__What is needed__.
Scan the listing below for the word "different" and state how many lines hold it. Write nothing but the number.

[Figure record extracts]
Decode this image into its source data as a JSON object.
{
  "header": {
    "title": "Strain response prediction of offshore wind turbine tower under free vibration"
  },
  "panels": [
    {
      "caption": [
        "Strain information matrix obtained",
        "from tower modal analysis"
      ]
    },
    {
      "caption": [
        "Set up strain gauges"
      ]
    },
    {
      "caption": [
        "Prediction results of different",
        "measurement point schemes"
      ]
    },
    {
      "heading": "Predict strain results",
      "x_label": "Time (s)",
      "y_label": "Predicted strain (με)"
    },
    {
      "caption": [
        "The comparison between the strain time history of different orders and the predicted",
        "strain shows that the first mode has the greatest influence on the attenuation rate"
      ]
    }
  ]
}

__Solved problem__.
2